▶ [Material provided]
•••
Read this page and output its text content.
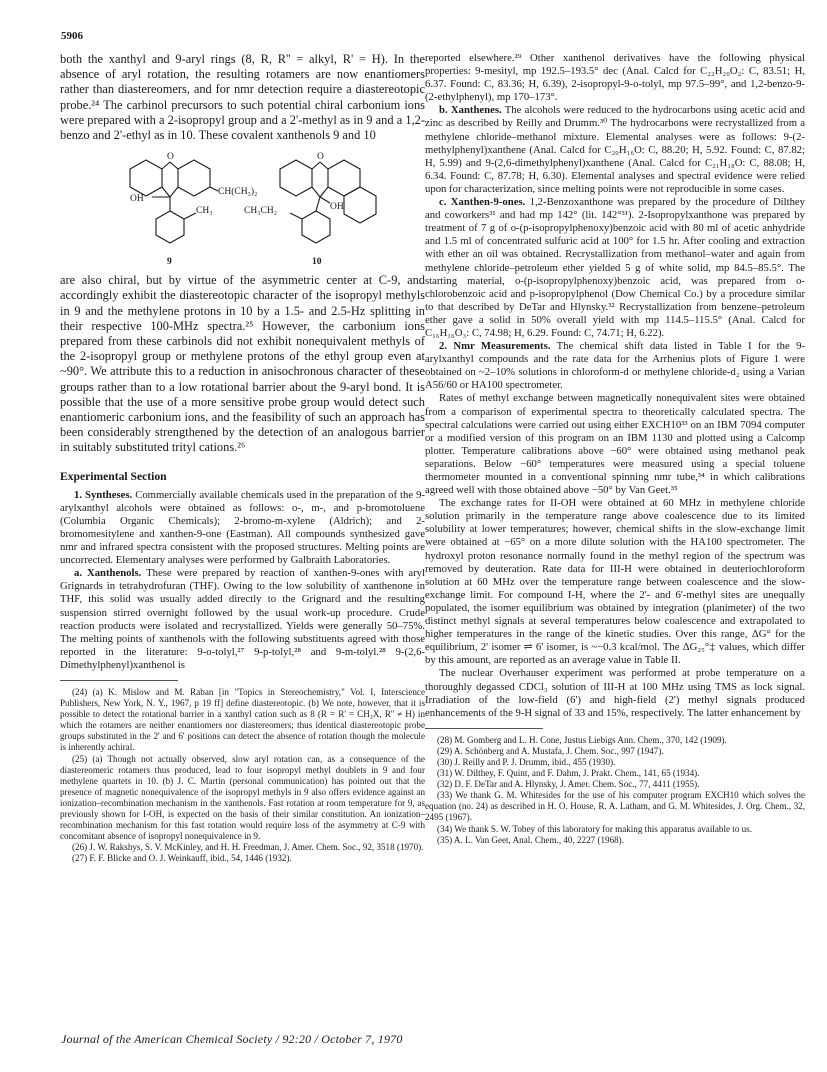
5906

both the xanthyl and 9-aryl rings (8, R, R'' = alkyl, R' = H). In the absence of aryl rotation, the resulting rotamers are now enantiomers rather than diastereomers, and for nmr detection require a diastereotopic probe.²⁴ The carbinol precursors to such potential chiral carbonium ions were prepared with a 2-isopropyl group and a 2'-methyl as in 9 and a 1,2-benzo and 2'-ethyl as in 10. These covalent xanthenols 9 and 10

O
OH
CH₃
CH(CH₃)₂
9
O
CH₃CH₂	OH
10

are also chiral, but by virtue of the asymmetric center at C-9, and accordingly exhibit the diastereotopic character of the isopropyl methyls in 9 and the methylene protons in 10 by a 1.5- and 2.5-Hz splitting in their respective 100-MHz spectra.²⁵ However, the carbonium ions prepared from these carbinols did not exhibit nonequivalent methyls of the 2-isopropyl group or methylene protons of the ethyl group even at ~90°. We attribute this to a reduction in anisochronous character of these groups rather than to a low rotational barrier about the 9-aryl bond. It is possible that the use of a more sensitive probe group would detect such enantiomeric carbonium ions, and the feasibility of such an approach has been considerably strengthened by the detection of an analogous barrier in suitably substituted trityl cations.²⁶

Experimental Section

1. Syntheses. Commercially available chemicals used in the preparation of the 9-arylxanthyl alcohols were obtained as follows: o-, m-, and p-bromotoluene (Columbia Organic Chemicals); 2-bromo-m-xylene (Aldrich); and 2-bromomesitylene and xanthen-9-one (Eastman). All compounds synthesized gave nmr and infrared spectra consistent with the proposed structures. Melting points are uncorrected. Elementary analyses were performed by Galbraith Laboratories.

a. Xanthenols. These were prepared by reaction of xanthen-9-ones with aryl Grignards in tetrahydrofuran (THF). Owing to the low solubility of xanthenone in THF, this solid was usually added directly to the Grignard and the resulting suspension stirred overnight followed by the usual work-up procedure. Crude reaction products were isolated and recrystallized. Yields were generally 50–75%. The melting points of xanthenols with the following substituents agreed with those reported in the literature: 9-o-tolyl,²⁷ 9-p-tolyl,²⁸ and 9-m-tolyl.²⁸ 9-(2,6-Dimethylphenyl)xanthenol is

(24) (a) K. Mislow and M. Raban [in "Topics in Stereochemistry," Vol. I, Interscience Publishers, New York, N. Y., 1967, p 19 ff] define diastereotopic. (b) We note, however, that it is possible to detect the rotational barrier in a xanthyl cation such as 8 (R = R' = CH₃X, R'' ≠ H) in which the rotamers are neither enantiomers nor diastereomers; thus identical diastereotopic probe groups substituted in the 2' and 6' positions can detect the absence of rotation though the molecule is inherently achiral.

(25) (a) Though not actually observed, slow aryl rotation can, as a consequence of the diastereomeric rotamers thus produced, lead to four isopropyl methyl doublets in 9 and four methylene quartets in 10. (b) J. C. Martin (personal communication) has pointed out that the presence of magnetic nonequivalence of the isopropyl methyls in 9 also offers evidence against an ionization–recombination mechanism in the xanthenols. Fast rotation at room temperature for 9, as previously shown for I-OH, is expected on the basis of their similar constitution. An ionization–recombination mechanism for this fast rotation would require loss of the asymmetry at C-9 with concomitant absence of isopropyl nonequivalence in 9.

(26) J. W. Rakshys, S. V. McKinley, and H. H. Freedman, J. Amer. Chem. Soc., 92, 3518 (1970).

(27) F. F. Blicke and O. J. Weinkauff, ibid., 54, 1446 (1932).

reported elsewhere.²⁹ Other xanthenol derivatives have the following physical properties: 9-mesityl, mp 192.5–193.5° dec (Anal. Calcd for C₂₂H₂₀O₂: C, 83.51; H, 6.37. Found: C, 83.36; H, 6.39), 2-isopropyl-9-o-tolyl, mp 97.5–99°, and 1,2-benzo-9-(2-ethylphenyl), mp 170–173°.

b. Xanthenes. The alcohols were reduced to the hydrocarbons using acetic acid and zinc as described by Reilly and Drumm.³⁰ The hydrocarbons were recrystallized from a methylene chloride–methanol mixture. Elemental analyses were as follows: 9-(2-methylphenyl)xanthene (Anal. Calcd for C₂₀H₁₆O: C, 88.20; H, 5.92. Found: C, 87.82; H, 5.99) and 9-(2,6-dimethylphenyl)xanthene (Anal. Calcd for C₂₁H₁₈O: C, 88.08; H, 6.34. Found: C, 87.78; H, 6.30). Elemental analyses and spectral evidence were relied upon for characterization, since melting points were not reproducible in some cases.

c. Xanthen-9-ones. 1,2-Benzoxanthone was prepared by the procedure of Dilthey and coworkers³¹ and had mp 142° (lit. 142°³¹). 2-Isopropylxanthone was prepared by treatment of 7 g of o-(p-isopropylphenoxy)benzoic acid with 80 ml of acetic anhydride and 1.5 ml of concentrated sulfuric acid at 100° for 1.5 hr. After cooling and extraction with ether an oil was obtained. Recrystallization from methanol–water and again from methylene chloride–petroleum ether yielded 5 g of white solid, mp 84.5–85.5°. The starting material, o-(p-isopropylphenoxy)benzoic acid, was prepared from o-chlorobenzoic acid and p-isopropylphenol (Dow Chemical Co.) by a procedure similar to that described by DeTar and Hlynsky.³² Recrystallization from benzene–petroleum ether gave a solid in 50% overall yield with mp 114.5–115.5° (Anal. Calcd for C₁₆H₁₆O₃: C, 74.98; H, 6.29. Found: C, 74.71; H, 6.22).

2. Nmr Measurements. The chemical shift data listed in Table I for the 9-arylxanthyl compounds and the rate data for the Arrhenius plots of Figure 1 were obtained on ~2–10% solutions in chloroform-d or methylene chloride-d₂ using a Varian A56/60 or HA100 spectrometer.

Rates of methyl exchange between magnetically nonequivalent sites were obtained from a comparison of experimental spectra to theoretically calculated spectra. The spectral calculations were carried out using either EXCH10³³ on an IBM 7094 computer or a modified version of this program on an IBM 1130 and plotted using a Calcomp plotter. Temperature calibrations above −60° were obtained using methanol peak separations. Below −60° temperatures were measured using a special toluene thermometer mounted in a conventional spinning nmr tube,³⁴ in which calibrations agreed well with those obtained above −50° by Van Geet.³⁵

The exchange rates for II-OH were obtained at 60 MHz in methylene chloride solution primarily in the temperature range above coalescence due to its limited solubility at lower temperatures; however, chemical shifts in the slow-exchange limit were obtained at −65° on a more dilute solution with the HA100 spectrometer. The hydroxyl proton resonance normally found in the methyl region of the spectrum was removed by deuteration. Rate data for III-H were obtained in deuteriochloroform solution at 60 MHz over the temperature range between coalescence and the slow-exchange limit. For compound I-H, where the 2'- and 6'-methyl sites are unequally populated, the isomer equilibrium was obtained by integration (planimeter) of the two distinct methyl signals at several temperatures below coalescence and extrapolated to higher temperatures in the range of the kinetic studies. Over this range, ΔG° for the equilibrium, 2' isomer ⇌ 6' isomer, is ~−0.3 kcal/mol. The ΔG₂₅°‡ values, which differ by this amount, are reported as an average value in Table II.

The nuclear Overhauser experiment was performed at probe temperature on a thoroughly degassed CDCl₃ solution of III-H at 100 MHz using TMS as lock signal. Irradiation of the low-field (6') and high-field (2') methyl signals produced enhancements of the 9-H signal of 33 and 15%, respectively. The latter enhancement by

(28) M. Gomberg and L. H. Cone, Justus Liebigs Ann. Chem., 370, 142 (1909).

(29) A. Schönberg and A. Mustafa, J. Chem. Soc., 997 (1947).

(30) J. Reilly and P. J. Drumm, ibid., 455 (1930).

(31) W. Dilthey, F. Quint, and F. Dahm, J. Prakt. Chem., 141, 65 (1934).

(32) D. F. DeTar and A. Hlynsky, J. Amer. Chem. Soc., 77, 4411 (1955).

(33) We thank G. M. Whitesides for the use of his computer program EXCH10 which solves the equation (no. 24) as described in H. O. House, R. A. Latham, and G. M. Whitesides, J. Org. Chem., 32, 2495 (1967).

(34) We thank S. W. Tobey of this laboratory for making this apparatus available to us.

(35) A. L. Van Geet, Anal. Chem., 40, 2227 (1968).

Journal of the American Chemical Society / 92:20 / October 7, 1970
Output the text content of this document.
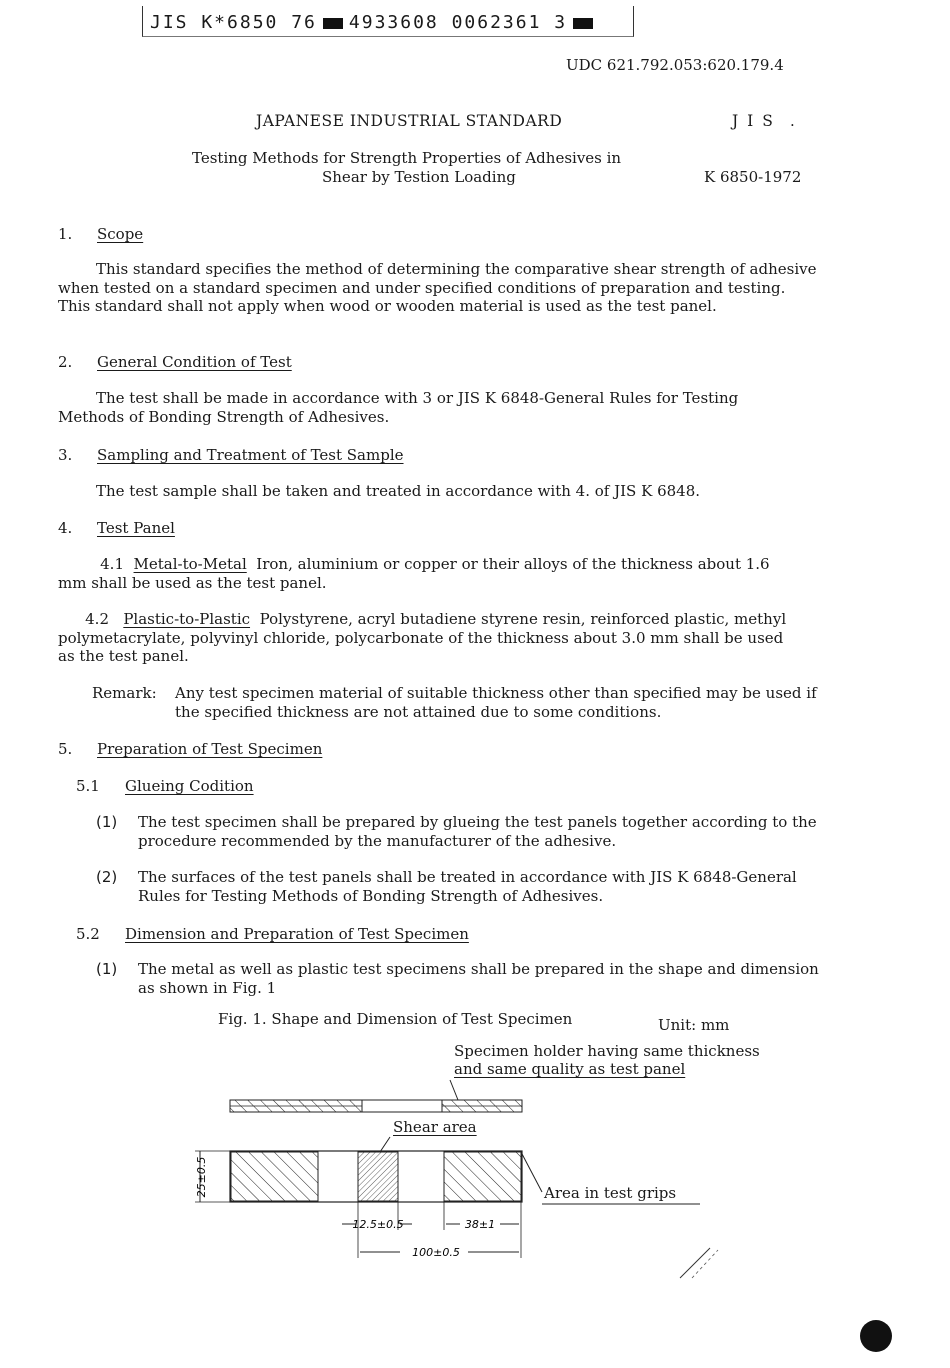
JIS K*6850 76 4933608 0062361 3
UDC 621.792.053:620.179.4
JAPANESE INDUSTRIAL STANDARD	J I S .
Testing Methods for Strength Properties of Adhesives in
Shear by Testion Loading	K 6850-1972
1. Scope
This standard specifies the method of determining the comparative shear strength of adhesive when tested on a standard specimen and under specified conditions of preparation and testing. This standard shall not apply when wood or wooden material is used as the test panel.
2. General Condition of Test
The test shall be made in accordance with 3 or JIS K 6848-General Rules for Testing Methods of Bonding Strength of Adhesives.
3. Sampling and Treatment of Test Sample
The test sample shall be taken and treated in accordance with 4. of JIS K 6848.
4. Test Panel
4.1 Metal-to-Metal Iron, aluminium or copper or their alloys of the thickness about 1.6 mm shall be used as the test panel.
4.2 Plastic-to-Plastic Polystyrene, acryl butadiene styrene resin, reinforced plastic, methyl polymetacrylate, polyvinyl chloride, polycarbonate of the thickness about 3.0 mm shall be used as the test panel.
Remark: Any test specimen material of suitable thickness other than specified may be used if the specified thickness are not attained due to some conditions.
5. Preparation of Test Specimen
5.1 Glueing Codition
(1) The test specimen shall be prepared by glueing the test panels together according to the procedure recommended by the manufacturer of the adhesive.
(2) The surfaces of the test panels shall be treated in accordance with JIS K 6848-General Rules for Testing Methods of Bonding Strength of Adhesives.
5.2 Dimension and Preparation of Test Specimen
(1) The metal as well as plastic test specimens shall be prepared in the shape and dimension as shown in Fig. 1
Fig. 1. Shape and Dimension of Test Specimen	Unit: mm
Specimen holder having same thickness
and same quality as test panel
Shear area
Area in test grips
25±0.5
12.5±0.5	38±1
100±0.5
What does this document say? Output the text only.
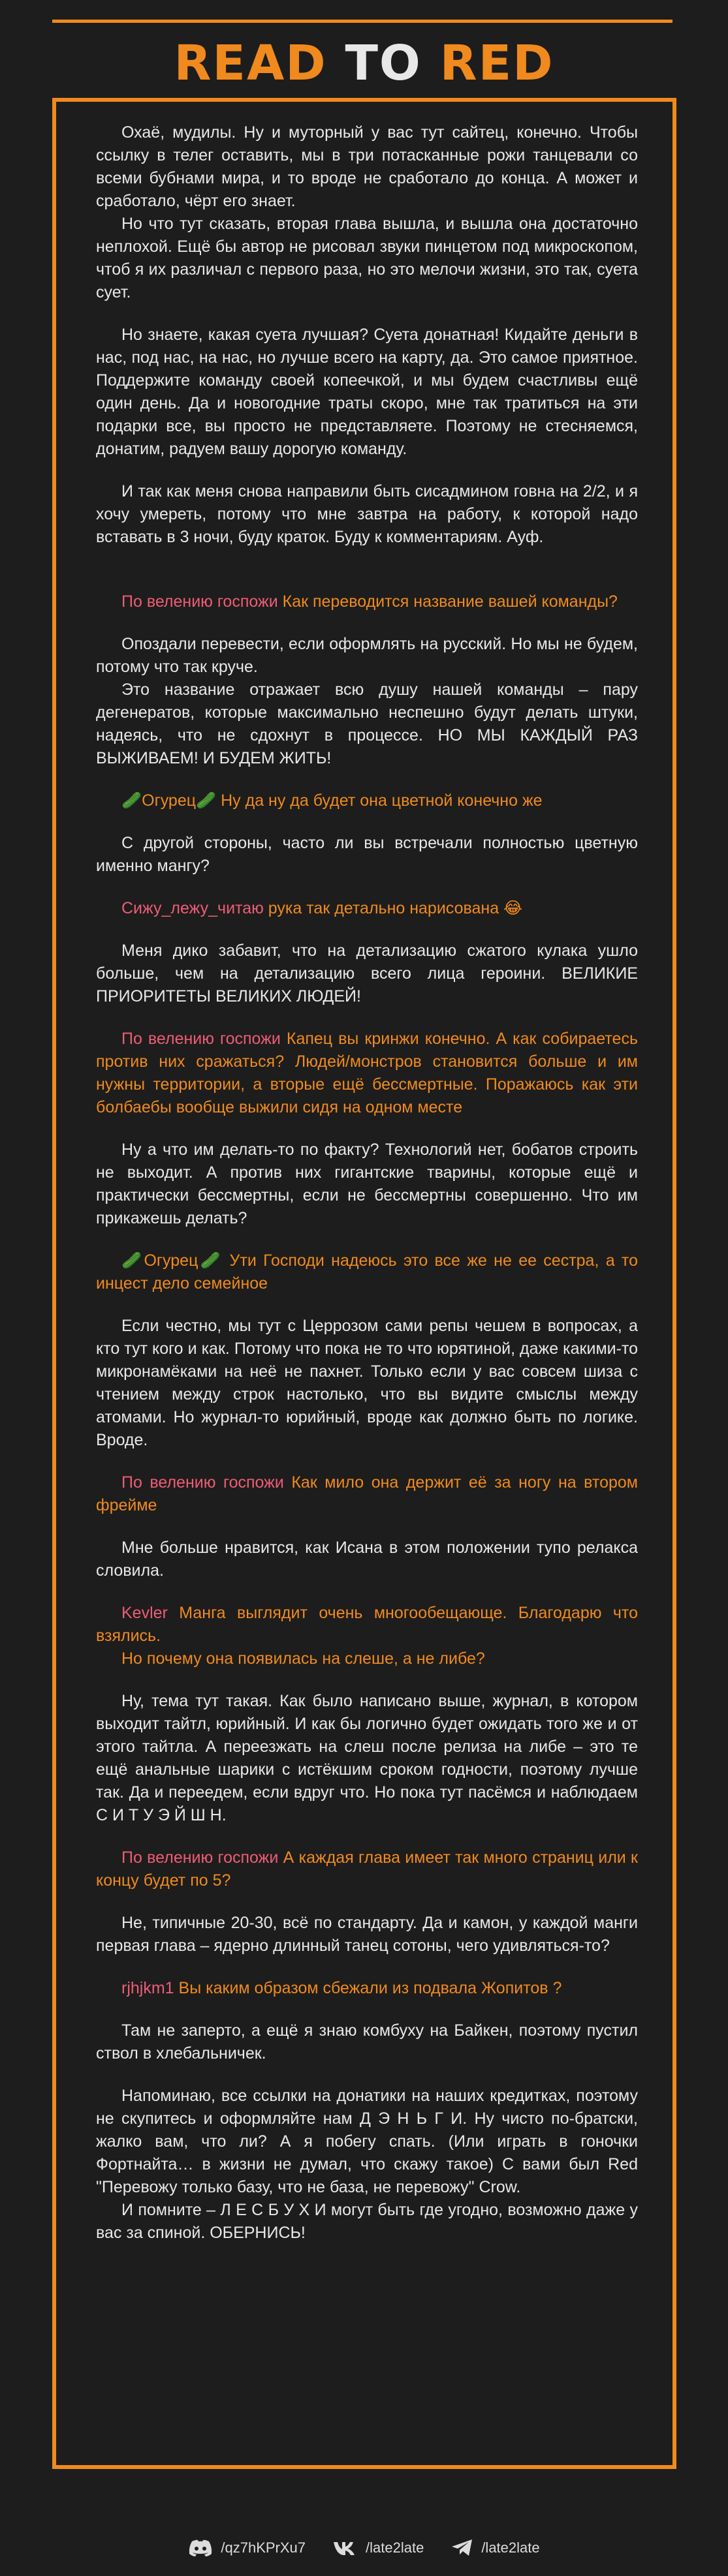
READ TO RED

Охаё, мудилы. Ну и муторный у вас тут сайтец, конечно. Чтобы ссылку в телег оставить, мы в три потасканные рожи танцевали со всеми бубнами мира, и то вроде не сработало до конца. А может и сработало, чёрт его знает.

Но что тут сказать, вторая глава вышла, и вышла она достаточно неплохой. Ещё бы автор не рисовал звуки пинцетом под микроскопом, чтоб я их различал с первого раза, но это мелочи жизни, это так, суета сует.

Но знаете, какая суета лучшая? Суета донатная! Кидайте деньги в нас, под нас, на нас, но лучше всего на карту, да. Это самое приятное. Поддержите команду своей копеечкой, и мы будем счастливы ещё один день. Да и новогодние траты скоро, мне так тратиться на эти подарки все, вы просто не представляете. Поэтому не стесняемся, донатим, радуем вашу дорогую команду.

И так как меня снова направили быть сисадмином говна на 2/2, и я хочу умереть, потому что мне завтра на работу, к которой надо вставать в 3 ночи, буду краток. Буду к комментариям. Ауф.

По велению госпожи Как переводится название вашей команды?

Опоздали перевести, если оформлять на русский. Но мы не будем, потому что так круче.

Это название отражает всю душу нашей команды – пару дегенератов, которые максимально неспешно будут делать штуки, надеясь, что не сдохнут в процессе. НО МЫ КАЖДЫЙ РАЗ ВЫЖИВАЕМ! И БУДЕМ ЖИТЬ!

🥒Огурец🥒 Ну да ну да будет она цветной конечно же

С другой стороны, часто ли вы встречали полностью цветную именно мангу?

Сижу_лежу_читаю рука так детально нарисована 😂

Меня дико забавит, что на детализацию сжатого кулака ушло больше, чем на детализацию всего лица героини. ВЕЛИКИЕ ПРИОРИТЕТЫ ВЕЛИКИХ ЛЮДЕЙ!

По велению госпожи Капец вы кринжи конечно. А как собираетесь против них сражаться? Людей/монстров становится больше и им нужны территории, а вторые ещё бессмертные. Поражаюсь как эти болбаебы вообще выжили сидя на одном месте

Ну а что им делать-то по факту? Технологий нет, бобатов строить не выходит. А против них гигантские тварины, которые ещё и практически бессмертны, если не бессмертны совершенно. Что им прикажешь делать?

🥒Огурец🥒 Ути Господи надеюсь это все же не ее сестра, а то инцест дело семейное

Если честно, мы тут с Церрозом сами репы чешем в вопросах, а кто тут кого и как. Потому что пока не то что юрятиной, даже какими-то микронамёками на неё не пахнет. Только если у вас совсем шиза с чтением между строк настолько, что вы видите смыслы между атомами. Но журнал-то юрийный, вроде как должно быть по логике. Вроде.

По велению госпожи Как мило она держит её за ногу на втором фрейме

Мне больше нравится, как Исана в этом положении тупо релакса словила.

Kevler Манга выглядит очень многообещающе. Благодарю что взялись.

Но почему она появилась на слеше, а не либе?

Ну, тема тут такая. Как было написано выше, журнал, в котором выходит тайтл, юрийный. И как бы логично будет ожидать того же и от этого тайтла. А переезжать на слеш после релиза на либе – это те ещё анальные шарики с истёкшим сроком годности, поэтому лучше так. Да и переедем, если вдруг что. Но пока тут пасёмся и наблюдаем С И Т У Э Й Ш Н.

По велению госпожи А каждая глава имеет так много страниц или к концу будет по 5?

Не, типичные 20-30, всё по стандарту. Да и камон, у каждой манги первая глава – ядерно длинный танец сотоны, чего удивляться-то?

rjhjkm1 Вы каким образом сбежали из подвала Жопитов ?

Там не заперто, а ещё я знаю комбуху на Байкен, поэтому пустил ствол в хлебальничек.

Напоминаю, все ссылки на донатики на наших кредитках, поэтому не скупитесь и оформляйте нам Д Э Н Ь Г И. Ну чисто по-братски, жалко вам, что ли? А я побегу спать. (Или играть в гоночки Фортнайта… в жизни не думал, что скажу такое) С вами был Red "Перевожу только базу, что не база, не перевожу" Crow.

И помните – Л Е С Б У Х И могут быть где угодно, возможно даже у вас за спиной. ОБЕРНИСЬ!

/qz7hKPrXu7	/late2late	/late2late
•••
▶ [Exercise instructions]
Show, from the listing above, each line that contains the word "лучше".

▶ [Answer to the task]
Но знаете, какая суета лучшая? Суета донатная! Кидайте деньги в нас, под нас, на нас, но лучше всего на карту, да. Это самое приятное. Поддержите команду своей копеечкой, и мы будем счастливы ещё один день. Да и новогодние траты скоро, мне так тратиться на эти подарки все, вы просто не представляете. Поэтому не стесняемся, донатим, радуем вашу дорогую команду.
Ну, тема тут такая. Как было написано выше, журнал, в котором выходит тайтл, юрийный. И как бы логично будет ожидать того же и от этого тайтла. А переезжать на слеш после релиза на либе – это те ещё анальные шарики с истёкшим сроком годности, поэтому лучше так. Да и переедем, если вдруг что. Но пока тут пасёмся и наблюдаем С И Т У Э Й Ш Н.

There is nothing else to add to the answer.